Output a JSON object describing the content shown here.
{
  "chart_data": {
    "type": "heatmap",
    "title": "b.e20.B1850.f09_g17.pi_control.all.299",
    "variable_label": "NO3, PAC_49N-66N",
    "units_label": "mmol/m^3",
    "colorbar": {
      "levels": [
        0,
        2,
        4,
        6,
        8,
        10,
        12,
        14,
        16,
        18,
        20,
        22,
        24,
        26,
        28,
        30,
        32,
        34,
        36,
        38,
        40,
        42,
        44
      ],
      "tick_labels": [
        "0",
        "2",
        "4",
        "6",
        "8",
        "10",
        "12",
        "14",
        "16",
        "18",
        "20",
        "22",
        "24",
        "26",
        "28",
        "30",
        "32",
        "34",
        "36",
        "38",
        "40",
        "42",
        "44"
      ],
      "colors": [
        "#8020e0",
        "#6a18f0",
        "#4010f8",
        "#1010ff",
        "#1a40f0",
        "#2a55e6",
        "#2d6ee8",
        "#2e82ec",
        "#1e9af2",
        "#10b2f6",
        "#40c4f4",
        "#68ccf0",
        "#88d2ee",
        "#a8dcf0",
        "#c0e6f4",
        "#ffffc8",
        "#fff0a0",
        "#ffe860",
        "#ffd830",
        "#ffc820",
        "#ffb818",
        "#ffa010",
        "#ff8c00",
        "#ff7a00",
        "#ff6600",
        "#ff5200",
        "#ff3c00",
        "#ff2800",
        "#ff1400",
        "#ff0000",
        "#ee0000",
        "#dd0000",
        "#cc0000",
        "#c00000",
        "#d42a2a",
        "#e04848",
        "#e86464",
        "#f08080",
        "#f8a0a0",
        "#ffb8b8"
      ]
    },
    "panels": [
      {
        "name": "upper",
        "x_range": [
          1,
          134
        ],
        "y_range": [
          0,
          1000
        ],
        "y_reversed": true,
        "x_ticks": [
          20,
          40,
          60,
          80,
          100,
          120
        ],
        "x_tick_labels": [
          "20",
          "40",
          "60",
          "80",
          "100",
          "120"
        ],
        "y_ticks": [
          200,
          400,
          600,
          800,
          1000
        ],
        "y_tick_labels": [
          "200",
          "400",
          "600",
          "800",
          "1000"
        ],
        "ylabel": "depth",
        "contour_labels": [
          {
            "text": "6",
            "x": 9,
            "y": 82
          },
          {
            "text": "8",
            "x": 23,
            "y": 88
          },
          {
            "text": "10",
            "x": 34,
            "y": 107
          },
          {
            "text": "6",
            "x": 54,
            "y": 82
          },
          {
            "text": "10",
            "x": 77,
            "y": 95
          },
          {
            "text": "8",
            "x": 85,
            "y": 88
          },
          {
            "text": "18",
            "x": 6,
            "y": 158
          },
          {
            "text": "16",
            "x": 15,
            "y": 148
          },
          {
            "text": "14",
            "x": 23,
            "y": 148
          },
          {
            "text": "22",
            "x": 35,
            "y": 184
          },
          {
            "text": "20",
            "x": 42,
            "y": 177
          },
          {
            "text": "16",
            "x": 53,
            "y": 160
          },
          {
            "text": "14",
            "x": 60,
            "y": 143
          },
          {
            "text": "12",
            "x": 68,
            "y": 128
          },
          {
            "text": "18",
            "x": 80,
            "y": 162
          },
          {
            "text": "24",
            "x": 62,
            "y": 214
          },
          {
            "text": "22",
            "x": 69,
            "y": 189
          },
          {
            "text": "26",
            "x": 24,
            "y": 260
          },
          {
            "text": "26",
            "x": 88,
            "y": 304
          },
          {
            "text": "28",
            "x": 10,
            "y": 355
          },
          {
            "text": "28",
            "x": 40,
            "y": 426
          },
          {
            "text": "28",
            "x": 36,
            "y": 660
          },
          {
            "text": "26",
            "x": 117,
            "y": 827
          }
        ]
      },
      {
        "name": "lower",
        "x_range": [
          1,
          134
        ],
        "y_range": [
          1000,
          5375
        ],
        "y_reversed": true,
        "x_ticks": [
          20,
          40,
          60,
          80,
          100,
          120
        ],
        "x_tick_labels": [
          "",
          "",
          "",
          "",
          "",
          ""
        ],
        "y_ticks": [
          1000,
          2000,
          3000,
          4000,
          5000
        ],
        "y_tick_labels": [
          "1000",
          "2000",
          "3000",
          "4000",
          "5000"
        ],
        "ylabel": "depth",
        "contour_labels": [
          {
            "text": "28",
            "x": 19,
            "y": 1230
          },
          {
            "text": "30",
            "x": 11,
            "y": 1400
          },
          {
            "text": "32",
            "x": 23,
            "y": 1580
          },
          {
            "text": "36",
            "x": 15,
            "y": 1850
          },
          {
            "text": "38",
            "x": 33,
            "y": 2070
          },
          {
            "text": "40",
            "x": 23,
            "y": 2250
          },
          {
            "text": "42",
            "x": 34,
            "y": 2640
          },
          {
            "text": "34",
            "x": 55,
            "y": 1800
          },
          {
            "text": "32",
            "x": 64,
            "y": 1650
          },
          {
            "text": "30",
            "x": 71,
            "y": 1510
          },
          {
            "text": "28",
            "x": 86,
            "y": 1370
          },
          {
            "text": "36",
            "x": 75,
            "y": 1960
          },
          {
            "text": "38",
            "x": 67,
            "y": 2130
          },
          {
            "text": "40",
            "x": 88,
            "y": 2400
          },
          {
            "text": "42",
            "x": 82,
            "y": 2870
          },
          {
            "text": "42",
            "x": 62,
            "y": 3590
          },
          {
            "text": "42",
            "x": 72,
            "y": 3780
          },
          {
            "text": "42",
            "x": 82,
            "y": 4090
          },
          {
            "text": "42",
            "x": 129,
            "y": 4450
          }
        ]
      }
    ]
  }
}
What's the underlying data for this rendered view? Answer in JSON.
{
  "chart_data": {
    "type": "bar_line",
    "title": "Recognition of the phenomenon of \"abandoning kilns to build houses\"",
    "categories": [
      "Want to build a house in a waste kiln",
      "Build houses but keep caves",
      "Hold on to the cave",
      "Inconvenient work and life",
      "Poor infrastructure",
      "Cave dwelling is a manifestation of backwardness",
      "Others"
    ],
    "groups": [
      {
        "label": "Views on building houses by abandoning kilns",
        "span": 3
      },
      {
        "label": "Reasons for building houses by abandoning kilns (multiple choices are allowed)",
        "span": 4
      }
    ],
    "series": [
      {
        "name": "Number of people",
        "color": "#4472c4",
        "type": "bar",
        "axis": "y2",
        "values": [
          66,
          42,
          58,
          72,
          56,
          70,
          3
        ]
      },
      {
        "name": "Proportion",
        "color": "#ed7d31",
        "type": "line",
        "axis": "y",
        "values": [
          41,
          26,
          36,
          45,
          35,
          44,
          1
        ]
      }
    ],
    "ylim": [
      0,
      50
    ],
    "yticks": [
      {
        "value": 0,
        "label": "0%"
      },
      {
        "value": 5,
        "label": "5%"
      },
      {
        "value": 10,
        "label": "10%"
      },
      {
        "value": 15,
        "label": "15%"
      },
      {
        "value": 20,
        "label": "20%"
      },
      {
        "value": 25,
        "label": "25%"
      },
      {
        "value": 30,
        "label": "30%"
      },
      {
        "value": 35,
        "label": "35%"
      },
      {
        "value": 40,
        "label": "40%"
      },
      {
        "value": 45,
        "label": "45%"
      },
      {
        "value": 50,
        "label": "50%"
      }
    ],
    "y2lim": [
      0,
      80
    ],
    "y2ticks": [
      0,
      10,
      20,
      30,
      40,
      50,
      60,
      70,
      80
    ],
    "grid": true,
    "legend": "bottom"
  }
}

## What to work on
Every record should be repeated exactly; please leave none out.

## Response to the exercise
Output a JSON object describing the content shown here.
{
  "chart_data": {
    "type": "heatmap",
    "title": "b.e20.B1850.f09_g17.pi_control.all.299",
    "variable_label": "NO3, PAC_49N-66N",
    "units_label": "mmol/m^3",
    "colorbar": {
      "levels": [
        0,
        2,
        4,
        6,
        8,
        10,
        12,
        14,
        16,
        18,
        20,
        22,
        24,
        26,
        28,
        30,
        32,
        34,
        36,
        38,
        40,
        42,
        44
      ],
      "tick_labels": [
        "0",
        "2",
        "4",
        "6",
        "8",
        "10",
        "12",
        "14",
        "16",
        "18",
        "20",
        "22",
        "24",
        "26",
        "28",
        "30",
        "32",
        "34",
        "36",
        "38",
        "40",
        "42",
        "44"
      ],
      "colors": [
        "#8020e0",
        "#6a18f0",
        "#4010f8",
        "#1010ff",
        "#1a40f0",
        "#2a55e6",
        "#2d6ee8",
        "#2e82ec",
        "#1e9af2",
        "#10b2f6",
        "#40c4f4",
        "#68ccf0",
        "#88d2ee",
        "#a8dcf0",
        "#c0e6f4",
        "#ffffc8",
        "#fff0a0",
        "#ffe860",
        "#ffd830",
        "#ffc820",
        "#ffb818",
        "#ffa010",
        "#ff8c00",
        "#ff7a00",
        "#ff6600",
        "#ff5200",
        "#ff3c00",
        "#ff2800",
        "#ff1400",
        "#ff0000",
        "#ee0000",
        "#dd0000",
        "#cc0000",
        "#c00000",
        "#d42a2a",
        "#e04848",
        "#e86464",
        "#f08080",
        "#f8a0a0",
        "#ffb8b8"
      ]
    },
    "panels": [
      {
        "name": "upper",
        "x_range": [
          1,
          134
        ],
        "y_range": [
          0,
          1000
        ],
        "y_reversed": true,
        "x_ticks": [
          20,
          40,
          60,
          80,
          100,
          120
        ],
        "x_tick_labels": [
          "20",
          "40",
          "60",
          "80",
          "100",
          "120"
        ],
        "y_ticks": [
          200,
          400,
          600,
          800,
          1000
        ],
        "y_tick_labels": [
          "200",
          "400",
          "600",
          "800",
          "1000"
        ],
        "ylabel": "depth",
        "contour_labels": [
          {
            "text": "6",
            "x": 9,
            "y": 82
          },
          {
            "text": "8",
            "x": 23,
            "y": 88
          },
          {
            "text": "10",
            "x": 34,
            "y": 107
          },
          {
            "text": "6",
            "x": 54,
            "y": 82
          },
          {
            "text": "10",
            "x": 77,
            "y": 95
          },
          {
            "text": "8",
            "x": 85,
            "y": 88
          },
          {
            "text": "18",
            "x": 6,
            "y": 158
          },
          {
            "text": "16",
            "x": 15,
            "y": 148
          },
          {
            "text": "14",
            "x": 23,
            "y": 148
          },
          {
            "text": "22",
            "x": 35,
            "y": 184
          },
          {
            "text": "20",
            "x": 42,
            "y": 177
          },
          {
            "text": "16",
            "x": 53,
            "y": 160
          },
          {
            "text": "14",
            "x": 60,
            "y": 143
          },
          {
            "text": "12",
            "x": 68,
            "y": 128
          },
          {
            "text": "18",
            "x": 80,
            "y": 162
          },
          {
            "text": "24",
            "x": 62,
            "y": 214
          },
          {
            "text": "22",
            "x": 69,
            "y": 189
          },
          {
            "text": "26",
            "x": 24,
            "y": 260
          },
          {
            "text": "26",
            "x": 88,
            "y": 304
          },
          {
            "text": "28",
            "x": 10,
            "y": 355
          },
          {
            "text": "28",
            "x": 40,
            "y": 426
          },
          {
            "text": "28",
            "x": 36,
            "y": 660
          },
          {
            "text": "26",
            "x": 117,
            "y": 827
          }
        ]
      },
      {
        "name": "lower",
        "x_range": [
          1,
          134
        ],
        "y_range": [
          1000,
          5375
        ],
        "y_reversed": true,
        "x_ticks": [
          20,
          40,
          60,
          80,
          100,
          120
        ],
        "x_tick_labels": [
          "",
          "",
          "",
          "",
          "",
          ""
        ],
        "y_ticks": [
          1000,
          2000,
          3000,
          4000,
          5000
        ],
        "y_tick_labels": [
          "1000",
          "2000",
          "3000",
          "4000",
          "5000"
        ],
        "ylabel": "depth",
        "contour_labels": [
          {
            "text": "28",
            "x": 19,
            "y": 1230
          },
          {
            "text": "30",
            "x": 11,
            "y": 1400
          },
          {
            "text": "32",
            "x": 23,
            "y": 1580
          },
          {
            "text": "36",
            "x": 15,
            "y": 1850
          },
          {
            "text": "38",
            "x": 33,
            "y": 2070
          },
          {
            "text": "40",
            "x": 23,
            "y": 2250
          },
          {
            "text": "42",
            "x": 34,
            "y": 2640
          },
          {
            "text": "34",
            "x": 55,
            "y": 1800
          },
          {
            "text": "32",
            "x": 64,
            "y": 1650
          },
          {
            "text": "30",
            "x": 71,
            "y": 1510
          },
          {
            "text": "28",
            "x": 86,
            "y": 1370
          },
          {
            "text": "36",
            "x": 75,
            "y": 1960
          },
          {
            "text": "38",
            "x": 67,
            "y": 2130
          },
          {
            "text": "40",
            "x": 88,
            "y": 2400
          },
          {
            "text": "42",
            "x": 82,
            "y": 2870
          },
          {
            "text": "42",
            "x": 62,
            "y": 3590
          },
          {
            "text": "42",
            "x": 72,
            "y": 3780
          },
          {
            "text": "42",
            "x": 82,
            "y": 4090
          },
          {
            "text": "42",
            "x": 129,
            "y": 4450
          }
        ]
      }
    ]
  }
}
What's the underlying data for this rendered view? Answer in JSON.
{
  "chart_data": {
    "type": "bar_line",
    "title": "Recognition of the phenomenon of \"abandoning kilns to build houses\"",
    "categories": [
      "Want to build a house in a waste kiln",
      "Build houses but keep caves",
      "Hold on to the cave",
      "Inconvenient work and life",
      "Poor infrastructure",
      "Cave dwelling is a manifestation of backwardness",
      "Others"
    ],
    "groups": [
      {
        "label": "Views on building houses by abandoning kilns",
        "span": 3
      },
      {
        "label": "Reasons for building houses by abandoning kilns (multiple choices are allowed)",
        "span": 4
      }
    ],
    "series": [
      {
        "name": "Number of people",
        "color": "#4472c4",
        "type": "bar",
        "axis": "y2",
        "values": [
          66,
          42,
          58,
          72,
          56,
          70,
          3
        ]
      },
      {
        "name": "Proportion",
        "color": "#ed7d31",
        "type": "line",
        "axis": "y",
        "values": [
          41,
          26,
          36,
          45,
          35,
          44,
          1
        ]
      }
    ],
    "ylim": [
      0,
      50
    ],
    "yticks": [
      {
        "value": 0,
        "label": "0%"
      },
      {
        "value": 5,
        "label": "5%"
      },
      {
        "value": 10,
        "label": "10%"
      },
      {
        "value": 15,
        "label": "15%"
      },
      {
        "value": 20,
        "label": "20%"
      },
      {
        "value": 25,
        "label": "25%"
      },
      {
        "value": 30,
        "label": "30%"
      },
      {
        "value": 35,
        "label": "35%"
      },
      {
        "value": 40,
        "label": "40%"
      },
      {
        "value": 45,
        "label": "45%"
      },
      {
        "value": 50,
        "label": "50%"
      }
    ],
    "y2lim": [
      0,
      80
    ],
    "y2ticks": [
      0,
      10,
      20,
      30,
      40,
      50,
      60,
      70,
      80
    ],
    "grid": true,
    "legend": "bottom"
  }
}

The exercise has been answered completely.